→ Written request:
Edit every one of the records below by replacing "One line per element" with "Write each element on its own line" and leaving everything else unchanged, then write out the edited lines without the pictures.

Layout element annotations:
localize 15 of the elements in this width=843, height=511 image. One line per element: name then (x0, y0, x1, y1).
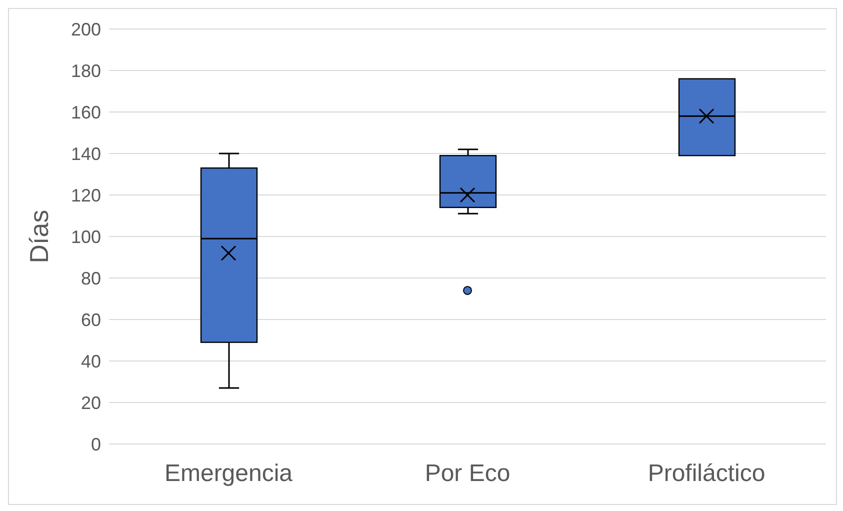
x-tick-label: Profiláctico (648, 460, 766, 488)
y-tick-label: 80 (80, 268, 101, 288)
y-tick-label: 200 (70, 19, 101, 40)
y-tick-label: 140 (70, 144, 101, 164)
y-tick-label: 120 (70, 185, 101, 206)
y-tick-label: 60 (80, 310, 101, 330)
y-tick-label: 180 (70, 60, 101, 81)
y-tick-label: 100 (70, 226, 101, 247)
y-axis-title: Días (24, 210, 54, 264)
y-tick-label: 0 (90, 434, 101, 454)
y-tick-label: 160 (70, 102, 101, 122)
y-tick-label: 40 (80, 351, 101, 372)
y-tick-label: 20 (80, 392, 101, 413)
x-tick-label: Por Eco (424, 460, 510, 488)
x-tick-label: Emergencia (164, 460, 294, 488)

→ Answer to the task:
localize 15 of the elements in this width=843, height=511 image. Write each element on its own line: name then (x0, y0, x1, y1).
x-tick-label: Profiláctico (648, 460, 766, 488)
y-tick-label: 80 (80, 268, 101, 288)
y-tick-label: 200 (70, 19, 101, 40)
y-tick-label: 140 (70, 144, 101, 164)
y-tick-label: 120 (70, 185, 101, 206)
y-tick-label: 60 (80, 310, 101, 330)
y-tick-label: 180 (70, 60, 101, 81)
y-tick-label: 100 (70, 226, 101, 247)
y-axis-title: Días (24, 210, 54, 264)
y-tick-label: 0 (90, 434, 101, 454)
y-tick-label: 160 (70, 102, 101, 122)
y-tick-label: 40 (80, 351, 101, 372)
y-tick-label: 20 (80, 392, 101, 413)
x-tick-label: Por Eco (424, 460, 510, 488)
x-tick-label: Emergencia (164, 460, 294, 488)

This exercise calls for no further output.